== What to work on ==
Find the lines holding "this" and copy them.

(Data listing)
*****

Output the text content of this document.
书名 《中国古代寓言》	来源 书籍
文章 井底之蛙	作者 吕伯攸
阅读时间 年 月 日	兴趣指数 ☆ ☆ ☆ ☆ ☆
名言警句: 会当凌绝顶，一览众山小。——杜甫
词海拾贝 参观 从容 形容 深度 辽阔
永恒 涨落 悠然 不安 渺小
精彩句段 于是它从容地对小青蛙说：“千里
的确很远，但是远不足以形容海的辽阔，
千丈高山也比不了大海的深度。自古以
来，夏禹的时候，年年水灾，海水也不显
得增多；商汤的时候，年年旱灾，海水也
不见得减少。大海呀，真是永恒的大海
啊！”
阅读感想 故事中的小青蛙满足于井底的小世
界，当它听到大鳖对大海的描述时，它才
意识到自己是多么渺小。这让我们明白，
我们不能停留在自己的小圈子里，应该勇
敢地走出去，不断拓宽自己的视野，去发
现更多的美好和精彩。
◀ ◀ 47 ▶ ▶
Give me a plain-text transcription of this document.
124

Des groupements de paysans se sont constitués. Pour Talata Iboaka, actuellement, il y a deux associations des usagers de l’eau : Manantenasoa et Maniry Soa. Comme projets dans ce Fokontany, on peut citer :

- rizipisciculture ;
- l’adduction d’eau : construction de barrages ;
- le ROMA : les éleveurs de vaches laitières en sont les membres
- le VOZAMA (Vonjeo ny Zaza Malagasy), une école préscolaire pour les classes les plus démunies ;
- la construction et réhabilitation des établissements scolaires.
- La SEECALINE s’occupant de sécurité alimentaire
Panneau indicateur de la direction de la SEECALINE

*****

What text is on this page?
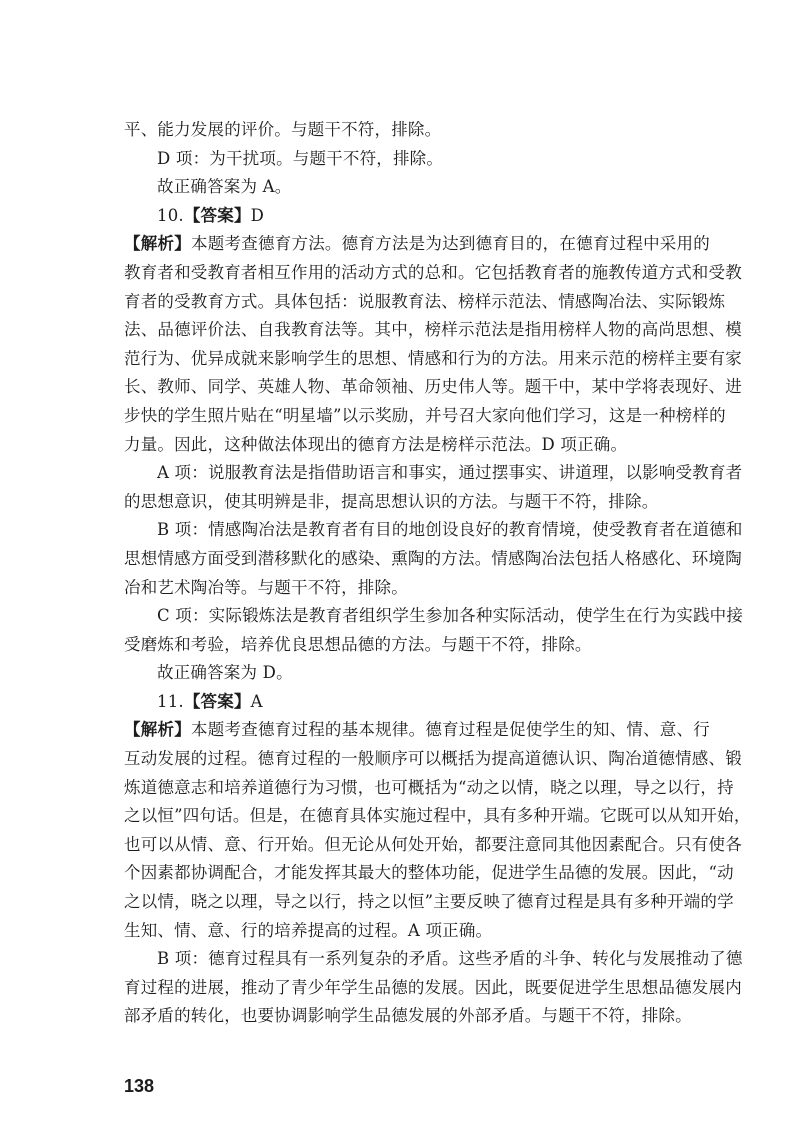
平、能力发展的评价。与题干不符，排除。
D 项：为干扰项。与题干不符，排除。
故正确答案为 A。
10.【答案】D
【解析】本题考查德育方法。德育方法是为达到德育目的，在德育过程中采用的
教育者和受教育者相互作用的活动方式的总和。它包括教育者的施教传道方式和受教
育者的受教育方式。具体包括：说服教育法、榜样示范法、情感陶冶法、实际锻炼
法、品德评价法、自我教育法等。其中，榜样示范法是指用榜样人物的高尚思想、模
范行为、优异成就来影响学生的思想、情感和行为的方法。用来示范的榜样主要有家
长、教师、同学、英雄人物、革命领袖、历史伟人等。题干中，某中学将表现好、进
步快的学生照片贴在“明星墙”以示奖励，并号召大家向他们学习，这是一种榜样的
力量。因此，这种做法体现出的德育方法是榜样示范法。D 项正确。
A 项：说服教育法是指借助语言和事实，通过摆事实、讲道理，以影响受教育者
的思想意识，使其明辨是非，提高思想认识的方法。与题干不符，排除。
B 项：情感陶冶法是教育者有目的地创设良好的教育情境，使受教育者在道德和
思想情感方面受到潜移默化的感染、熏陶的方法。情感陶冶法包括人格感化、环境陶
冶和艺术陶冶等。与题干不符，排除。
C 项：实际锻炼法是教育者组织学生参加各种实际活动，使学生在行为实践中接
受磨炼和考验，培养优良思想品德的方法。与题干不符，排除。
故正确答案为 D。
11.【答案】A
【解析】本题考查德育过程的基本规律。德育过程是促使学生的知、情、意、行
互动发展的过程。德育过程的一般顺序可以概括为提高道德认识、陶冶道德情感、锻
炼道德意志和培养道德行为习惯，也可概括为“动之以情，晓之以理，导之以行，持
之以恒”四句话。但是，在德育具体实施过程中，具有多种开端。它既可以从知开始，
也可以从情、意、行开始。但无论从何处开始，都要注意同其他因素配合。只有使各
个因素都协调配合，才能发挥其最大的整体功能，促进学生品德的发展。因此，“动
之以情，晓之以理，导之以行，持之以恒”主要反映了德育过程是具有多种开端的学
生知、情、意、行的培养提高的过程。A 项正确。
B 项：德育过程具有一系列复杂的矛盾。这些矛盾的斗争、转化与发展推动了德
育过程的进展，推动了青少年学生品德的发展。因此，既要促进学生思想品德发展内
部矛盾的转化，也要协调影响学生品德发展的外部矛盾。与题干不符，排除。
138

*****

== Right answer ==
Output the text content of this document.
Give me a plain-text transcription of this document.
What text is on this page?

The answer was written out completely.